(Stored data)
• • • • •
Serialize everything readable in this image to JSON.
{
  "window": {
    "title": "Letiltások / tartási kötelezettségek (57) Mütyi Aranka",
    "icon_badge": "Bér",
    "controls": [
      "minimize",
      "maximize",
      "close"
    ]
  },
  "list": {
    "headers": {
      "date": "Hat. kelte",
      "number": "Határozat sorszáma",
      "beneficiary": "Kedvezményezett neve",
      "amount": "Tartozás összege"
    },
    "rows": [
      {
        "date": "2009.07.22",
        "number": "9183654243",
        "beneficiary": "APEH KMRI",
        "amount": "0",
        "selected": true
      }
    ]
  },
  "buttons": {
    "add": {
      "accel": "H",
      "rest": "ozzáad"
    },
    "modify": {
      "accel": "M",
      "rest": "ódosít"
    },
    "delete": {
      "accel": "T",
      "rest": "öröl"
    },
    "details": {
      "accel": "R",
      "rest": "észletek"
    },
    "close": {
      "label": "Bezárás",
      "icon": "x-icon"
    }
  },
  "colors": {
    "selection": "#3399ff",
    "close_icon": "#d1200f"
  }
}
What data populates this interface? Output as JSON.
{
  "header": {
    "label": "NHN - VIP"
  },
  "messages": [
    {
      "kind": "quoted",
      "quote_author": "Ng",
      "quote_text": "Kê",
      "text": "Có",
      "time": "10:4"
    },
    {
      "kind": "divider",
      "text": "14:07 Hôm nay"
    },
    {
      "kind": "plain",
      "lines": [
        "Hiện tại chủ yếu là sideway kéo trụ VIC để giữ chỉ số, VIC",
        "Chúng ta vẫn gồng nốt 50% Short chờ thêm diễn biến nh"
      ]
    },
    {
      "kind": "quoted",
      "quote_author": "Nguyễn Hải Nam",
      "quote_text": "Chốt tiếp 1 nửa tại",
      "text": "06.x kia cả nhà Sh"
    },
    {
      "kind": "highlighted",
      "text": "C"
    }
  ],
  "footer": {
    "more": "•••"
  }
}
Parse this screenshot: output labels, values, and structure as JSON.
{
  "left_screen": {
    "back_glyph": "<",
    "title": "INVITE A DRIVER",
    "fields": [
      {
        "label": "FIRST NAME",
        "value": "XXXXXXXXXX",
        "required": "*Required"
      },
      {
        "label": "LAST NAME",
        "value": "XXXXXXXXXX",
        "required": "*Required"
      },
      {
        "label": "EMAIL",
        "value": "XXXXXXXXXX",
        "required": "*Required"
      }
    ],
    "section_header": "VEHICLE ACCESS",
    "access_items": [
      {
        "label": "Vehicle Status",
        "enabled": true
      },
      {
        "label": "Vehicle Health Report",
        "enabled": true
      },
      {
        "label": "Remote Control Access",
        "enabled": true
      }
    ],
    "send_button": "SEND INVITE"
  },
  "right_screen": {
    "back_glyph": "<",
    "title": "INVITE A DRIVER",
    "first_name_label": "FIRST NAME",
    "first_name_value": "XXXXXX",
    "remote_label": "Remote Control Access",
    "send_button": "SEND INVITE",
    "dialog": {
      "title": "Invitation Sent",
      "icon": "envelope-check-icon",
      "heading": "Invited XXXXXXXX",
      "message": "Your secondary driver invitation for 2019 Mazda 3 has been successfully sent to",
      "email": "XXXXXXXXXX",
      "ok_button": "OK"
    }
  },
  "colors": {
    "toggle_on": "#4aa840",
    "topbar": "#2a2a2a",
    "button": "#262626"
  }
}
• • • • •
(Given task) Only lines with the string "SEND" belong in your answer; copy each one.

(Reply)
    "send_button": "SEND INVITE"
    "send_button": "SEND INVITE",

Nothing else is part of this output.